#### Exercise materials
■ ■ ■

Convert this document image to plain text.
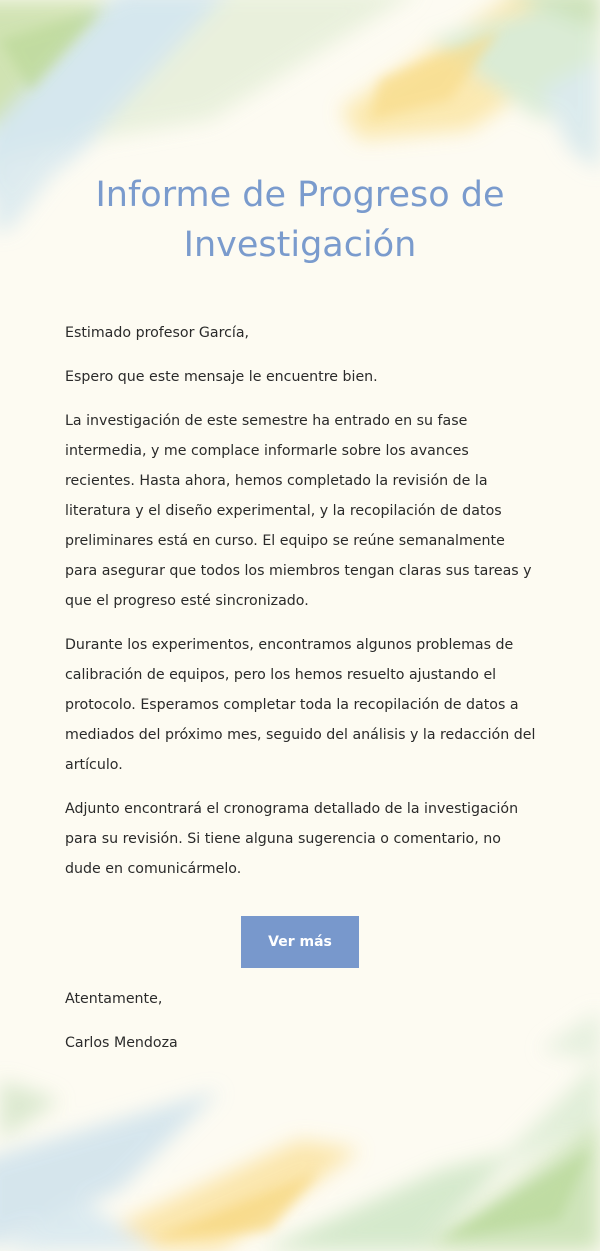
Informe de Progreso de Investigación

Estimado profesor García,

Espero que este mensaje le encuentre bien.

La investigación de este semestre ha entrado en su fase intermedia, y me complace informarle sobre los avances recientes. Hasta ahora, hemos completado la revisión de la literatura y el diseño experimental, y la recopilación de datos preliminares está en curso. El equipo se reúne semanalmente para asegurar que todos los miembros tengan claras sus tareas y que el progreso esté sincronizado.

Durante los experimentos, encontramos algunos problemas de calibración de equipos, pero los hemos resuelto ajustando el protocolo. Esperamos completar toda la recopilación de datos a mediados del próximo mes, seguido del análisis y la redacción del artículo.

Adjunto encontrará el cronograma detallado de la investigación para su revisión. Si tiene alguna sugerencia o comentario, no dude en comunicármelo.

Ver más

Atentamente,

Carlos Mendoza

■ ■ ■

#### Written instruction
Retype everything in the material word for word, minus pictures.

#### Expected answer
Convert this document image to plain text.
Informe de Progreso de Investigación

Estimado profesor García,

Espero que este mensaje le encuentre bien.

La investigación de este semestre ha entrado en su fase intermedia, y me complace informarle sobre los avances recientes. Hasta ahora, hemos completado la revisión de la literatura y el diseño experimental, y la recopilación de datos preliminares está en curso. El equipo se reúne semanalmente para asegurar que todos los miembros tengan claras sus tareas y que el progreso esté sincronizado.

Durante los experimentos, encontramos algunos problemas de calibración de equipos, pero los hemos resuelto ajustando el protocolo. Esperamos completar toda la recopilación de datos a mediados del próximo mes, seguido del análisis y la redacción del artículo.

Adjunto encontrará el cronograma detallado de la investigación para su revisión. Si tiene alguna sugerencia o comentario, no dude en comunicármelo.

Ver más

Atentamente,

Carlos Mendoza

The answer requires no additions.